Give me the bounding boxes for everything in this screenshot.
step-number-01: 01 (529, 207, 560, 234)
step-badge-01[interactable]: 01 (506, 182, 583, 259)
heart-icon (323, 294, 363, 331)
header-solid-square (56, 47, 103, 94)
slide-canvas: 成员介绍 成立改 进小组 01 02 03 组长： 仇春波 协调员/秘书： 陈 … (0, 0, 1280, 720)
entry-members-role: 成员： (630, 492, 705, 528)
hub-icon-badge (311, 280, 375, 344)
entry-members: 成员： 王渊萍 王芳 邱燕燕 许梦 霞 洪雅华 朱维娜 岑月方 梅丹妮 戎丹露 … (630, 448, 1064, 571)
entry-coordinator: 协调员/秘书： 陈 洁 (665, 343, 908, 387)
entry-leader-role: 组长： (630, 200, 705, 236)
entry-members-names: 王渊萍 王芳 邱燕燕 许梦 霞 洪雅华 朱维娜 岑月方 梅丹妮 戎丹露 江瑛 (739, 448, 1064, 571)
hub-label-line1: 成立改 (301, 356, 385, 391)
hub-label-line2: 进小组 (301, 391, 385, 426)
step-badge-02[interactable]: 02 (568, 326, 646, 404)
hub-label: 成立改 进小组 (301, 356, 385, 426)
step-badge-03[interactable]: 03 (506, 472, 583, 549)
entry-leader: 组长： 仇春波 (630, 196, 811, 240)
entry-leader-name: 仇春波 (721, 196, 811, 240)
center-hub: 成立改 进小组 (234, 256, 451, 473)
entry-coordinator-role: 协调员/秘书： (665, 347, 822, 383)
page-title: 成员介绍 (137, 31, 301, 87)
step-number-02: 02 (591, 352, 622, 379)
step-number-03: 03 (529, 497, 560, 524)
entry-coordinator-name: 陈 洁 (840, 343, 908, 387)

────

--- GIVEN EXERCISE ---
Rewrite the items from the first line through the line with "header-solid-square (56, 47, 103, 94)", replacing "heart-icon" with "heart-outline" and leaving everything else as it is.

--- CORRECT RESPONSE ---
Give me the bounding boxes for everything in this screenshot.
step-number-01: 01 (529, 207, 560, 234)
step-badge-01[interactable]: 01 (506, 182, 583, 259)
heart-outline (323, 294, 363, 331)
header-solid-square (56, 47, 103, 94)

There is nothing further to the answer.